## Start

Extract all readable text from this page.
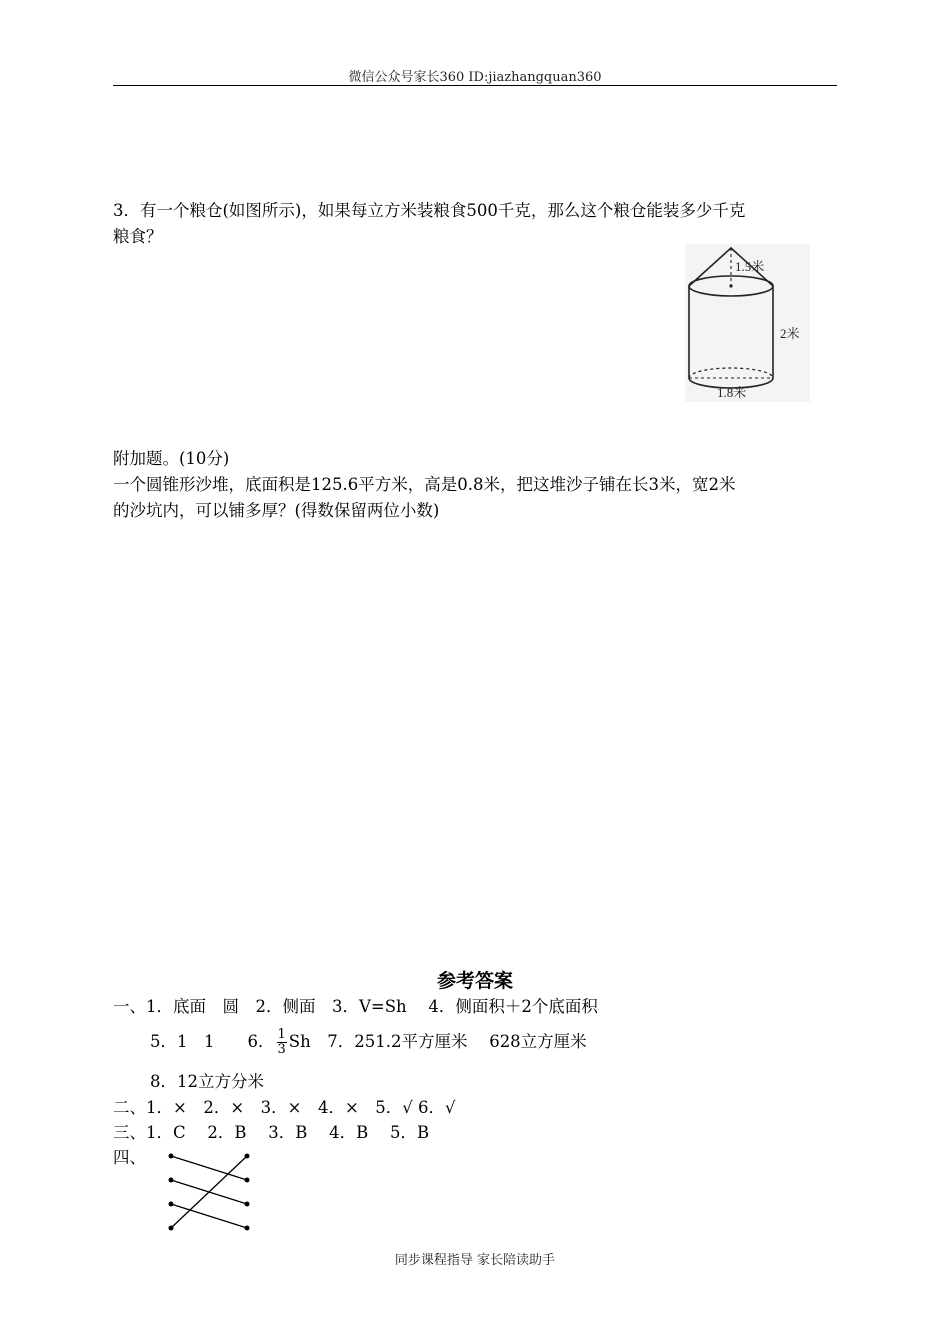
微信公众号家长360 ID:jiazhangquan360
3．有一个粮仓(如图所示)，如果每立方米装粮食500千克，那么这个粮仓能装多少千克
粮食？
1.5米
2米
1.8米
附加题。(10分)
一个圆锥形沙堆，底面积是125.6平方米，高是0.8米，把这堆沙子铺在长3米，宽2米
的沙坑内，可以铺多厚？(得数保留两位小数)
参考答案
一、1．底面　圆　2．侧面　3．V=Sh　 4．侧面积＋2个底面积
5．1　1　　6． $\frac{1}{3}$ Sh　7．251.2平方厘米　 628立方厘米
8．12立方分米
二、1．×　2．×　3．×　4．×　5．√ 6．√
三、1．C　 2．B　 3．B　 4．B　 5．B
四、
同步课程指导 家长陪读助手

## End

Required task:
Your copy should match the records word for word, with the pictures removed.

Correct answer:
Extract all readable text from this page.
微信公众号家长360 ID:jiazhangquan360
3．有一个粮仓(如图所示)，如果每立方米装粮食500千克，那么这个粮仓能装多少千克
粮食？
1.5米
2米
1.8米
附加题。(10分)
一个圆锥形沙堆，底面积是125.6平方米，高是0.8米，把这堆沙子铺在长3米，宽2米
的沙坑内，可以铺多厚？(得数保留两位小数)
参考答案
一、1．底面　圆　2．侧面　3．V=Sh　 4．侧面积＋2个底面积
5．1　1　　6． $\frac{1}{3}$ Sh　7．251.2平方厘米　 628立方厘米
8．12立方分米
二、1．×　2．×　3．×　4．×　5．√ 6．√
三、1．C　 2．B　 3．B　 4．B　 5．B
四、
同步课程指导 家长陪读助手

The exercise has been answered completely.